Exercise prompt » In the records that follow, show each line where the word "linestyle" is present.

Extracted information »
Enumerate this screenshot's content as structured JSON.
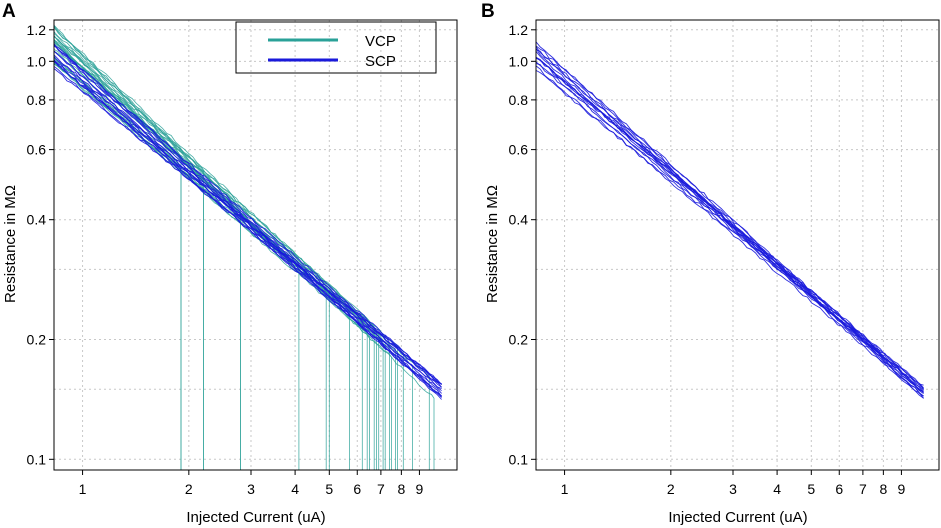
{
  "chart_data": [
    {
      "panel": "A",
      "type": "line",
      "xlabel": "Injected Current (uA)",
      "ylabel": "Resistance in MΩ",
      "x_scale": "log",
      "y_scale": "log",
      "xlim": [
        0.83,
        11.5
      ],
      "ylim": [
        0.094,
        1.27
      ],
      "x_ticks": [
        1,
        2,
        3,
        4,
        5,
        6,
        7,
        8,
        9
      ],
      "y_ticks": [
        0.1,
        0.2,
        0.4,
        0.6,
        0.8,
        1.0,
        1.2
      ],
      "y_tick_labels": [
        "0.1",
        "0.2",
        "0.4",
        "0.6",
        "0.8",
        "1.0",
        "1.2"
      ],
      "grid": true,
      "legend": {
        "placement": "top-center",
        "entries": [
          {
            "label": "VCP",
            "color": "#2aa198"
          },
          {
            "label": "SCP",
            "color": "#1a1adb"
          }
        ]
      },
      "series": [
        {
          "name": "VCP",
          "color": "#2aa198",
          "curve_count": 26,
          "start_resistance_range": [
            0.98,
            1.24
          ],
          "resistance_at_7uA_range": [
            0.18,
            0.205
          ],
          "dropout_currents": [
            1.9,
            2.2,
            2.8,
            4.1,
            4.9,
            5.0,
            5.7,
            6.2,
            6.4,
            6.5,
            6.7,
            6.8,
            6.9,
            7.1,
            7.2,
            7.4,
            7.5,
            7.7,
            7.8,
            8.1,
            8.6,
            9.6,
            9.9
          ]
        },
        {
          "name": "SCP",
          "color": "#1a1adb",
          "curve_count": 14,
          "start_resistance_range": [
            0.95,
            1.12
          ],
          "resistance_at_10uA_range": [
            0.14,
            0.16
          ],
          "end_current": 10.4
        }
      ]
    },
    {
      "panel": "B",
      "type": "line",
      "xlabel": "Injected Current (uA)",
      "ylabel": "Resistance in MΩ",
      "x_scale": "log",
      "y_scale": "log",
      "xlim": [
        0.83,
        11.5
      ],
      "ylim": [
        0.094,
        1.27
      ],
      "x_ticks": [
        1,
        2,
        3,
        4,
        5,
        6,
        7,
        8,
        9
      ],
      "y_ticks": [
        0.1,
        0.2,
        0.4,
        0.6,
        0.8,
        1.0,
        1.2
      ],
      "y_tick_labels": [
        "0.1",
        "0.2",
        "0.4",
        "0.6",
        "0.8",
        "1.0",
        "1.2"
      ],
      "grid": true,
      "series": [
        {
          "name": "SCP",
          "color": "#1a1adb",
          "curve_count": 14,
          "start_resistance_range": [
            0.95,
            1.12
          ],
          "resistance_at_10uA_range": [
            0.14,
            0.16
          ],
          "end_current": 10.4
        }
      ]
    }
  ]
}
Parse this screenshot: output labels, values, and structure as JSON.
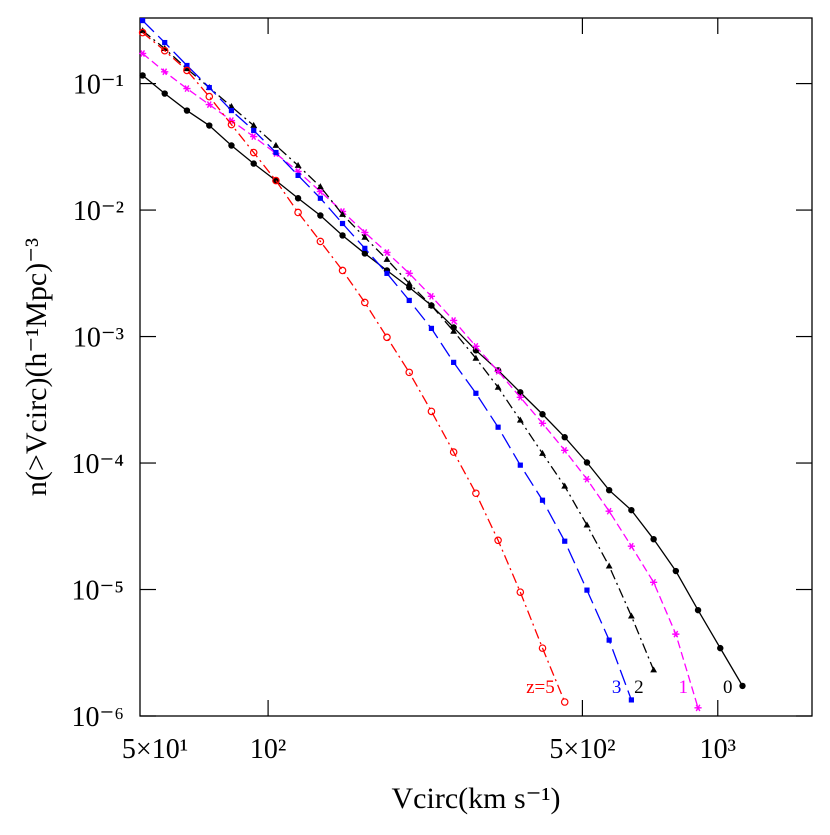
{
  "chart_data": {
    "type": "line",
    "x_label": "Vcirc(km s⁻¹)",
    "y_label": "n(>Vcirc)(h⁻¹Mpc)⁻³",
    "log_x": true,
    "log_y": true,
    "xlim": [
      51.9,
      1620
    ],
    "ylim": [
      1e-06,
      0.33
    ],
    "xticks": [
      {
        "value": 50,
        "label": "5×10¹"
      },
      {
        "value": 100,
        "label": "10²"
      },
      {
        "value": 500,
        "label": "5×10²"
      },
      {
        "value": 1000,
        "label": "10³"
      }
    ],
    "yticks": [
      {
        "value": 1e-06,
        "label": "10⁻⁶"
      },
      {
        "value": 1e-05,
        "label": "10⁻⁵"
      },
      {
        "value": 0.0001,
        "label": "10⁻⁴"
      },
      {
        "value": 0.001,
        "label": "10⁻³"
      },
      {
        "value": 0.01,
        "label": "10⁻²"
      },
      {
        "value": 0.1,
        "label": "10⁻¹"
      }
    ],
    "series": [
      {
        "name": "0",
        "color": "#000000",
        "linestyle": "solid",
        "marker": "filled-circle",
        "x": [
          52.6,
          58.9,
          66.0,
          74.0,
          82.9,
          92.9,
          104.1,
          116.6,
          130.7,
          146.4,
          164.1,
          183.8,
          206.0,
          230.8,
          258.6,
          289.8,
          324.7,
          363.8,
          407.6,
          456.7,
          511.8,
          573.4,
          642.5,
          720.0,
          806.7,
          903.9,
          1012.8,
          1134.9
        ],
        "values": [
          0.116,
          0.0834,
          0.0612,
          0.0466,
          0.0324,
          0.0233,
          0.0171,
          0.0124,
          0.00906,
          0.0063,
          0.00454,
          0.00333,
          0.00245,
          0.00176,
          0.00118,
          0.000778,
          0.000541,
          0.000362,
          0.000243,
          0.00016,
          0.000101,
          6.1e-05,
          4.24e-05,
          2.5e-05,
          1.4e-05,
          6.87e-06,
          3.44e-06,
          1.73e-06
        ]
      },
      {
        "name": "1",
        "color": "#ff00ff",
        "linestyle": "dashed",
        "marker": "star",
        "x": [
          52.6,
          58.9,
          66.0,
          74.0,
          82.9,
          92.9,
          104.1,
          116.6,
          130.7,
          146.4,
          164.1,
          183.8,
          206.0,
          230.8,
          258.6,
          289.8,
          324.7,
          363.8,
          407.6,
          456.7,
          511.8,
          573.4,
          642.5,
          720.0,
          806.7,
          903.9
        ],
        "values": [
          0.173,
          0.124,
          0.0913,
          0.0682,
          0.051,
          0.0381,
          0.028,
          0.0202,
          0.014,
          0.00975,
          0.00665,
          0.00462,
          0.00316,
          0.00208,
          0.00134,
          0.000837,
          0.000531,
          0.000331,
          0.000206,
          0.000126,
          7.45e-05,
          4.16e-05,
          2.2e-05,
          1.14e-05,
          4.44e-06,
          1.16e-06
        ]
      },
      {
        "name": "2",
        "color": "#000000",
        "linestyle": "dashdot",
        "marker": "triangle",
        "x": [
          52.6,
          58.9,
          66.0,
          74.0,
          82.9,
          92.9,
          104.1,
          116.6,
          130.7,
          146.4,
          164.1,
          183.8,
          206.0,
          230.8,
          258.6,
          289.8,
          324.7,
          363.8,
          407.6,
          456.7,
          511.8,
          573.4,
          642.5,
          720.0
        ],
        "values": [
          0.262,
          0.189,
          0.131,
          0.093,
          0.0658,
          0.0466,
          0.0324,
          0.0225,
          0.0153,
          0.00923,
          0.00608,
          0.00407,
          0.00263,
          0.00176,
          0.0011,
          0.000673,
          0.000397,
          0.000218,
          0.000119,
          6.56e-05,
          3.23e-05,
          1.53e-05,
          6.17e-06,
          2.31e-06
        ]
      },
      {
        "name": "3",
        "color": "#0000ff",
        "linestyle": "longdash",
        "marker": "filled-square",
        "x": [
          52.6,
          58.9,
          66.0,
          74.0,
          82.9,
          92.9,
          104.1,
          116.6,
          130.7,
          146.4,
          164.1,
          183.8,
          206.0,
          230.8,
          258.6,
          289.8,
          324.7,
          363.8,
          407.6,
          456.7,
          511.8,
          573.4,
          642.5
        ],
        "values": [
          0.315,
          0.211,
          0.139,
          0.093,
          0.0612,
          0.0426,
          0.0285,
          0.0188,
          0.0124,
          0.00783,
          0.00498,
          0.00316,
          0.00193,
          0.00116,
          0.000625,
          0.000356,
          0.000192,
          9.62e-05,
          5.08e-05,
          2.41e-05,
          9.89e-06,
          3.98e-06,
          1.34e-06
        ]
      },
      {
        "name": "z=5",
        "color": "#ff0000",
        "linestyle": "dashdot",
        "marker": "open-circle",
        "x": [
          52.6,
          58.9,
          66.0,
          74.0,
          82.9,
          92.9,
          104.1,
          116.6,
          130.7,
          146.4,
          164.1,
          183.8,
          206.0,
          230.8,
          258.6,
          289.8,
          324.7,
          363.8,
          407.6,
          456.7
        ],
        "values": [
          0.253,
          0.182,
          0.127,
          0.0789,
          0.0474,
          0.0285,
          0.0171,
          0.00957,
          0.00565,
          0.00333,
          0.00186,
          0.000986,
          0.000521,
          0.000256,
          0.000122,
          5.77e-05,
          2.45e-05,
          9.53e-06,
          3.44e-06,
          1.29e-06
        ]
      }
    ]
  }
}
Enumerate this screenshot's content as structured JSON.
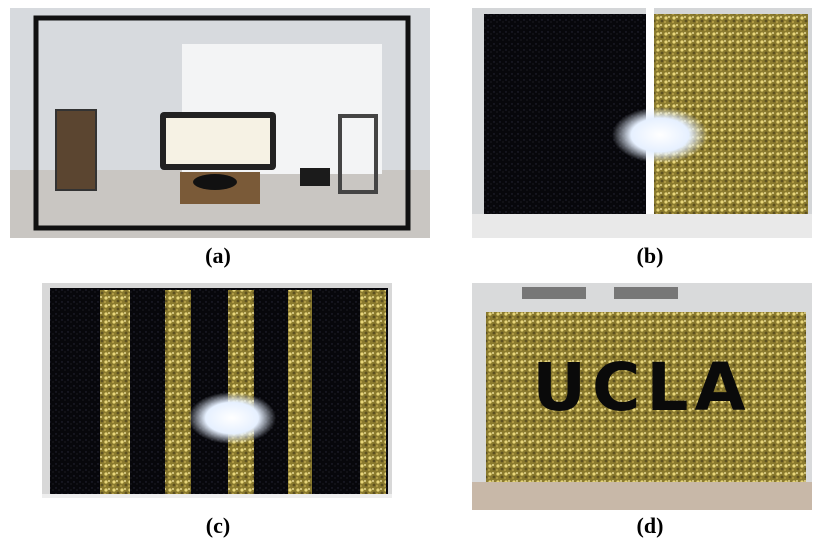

Answer for the task »
        "linestyle": "solid",
        "linestyle": "dashed",
        "linestyle": "dashdot",
        "linestyle": "longdash",
        "linestyle": "dashdot",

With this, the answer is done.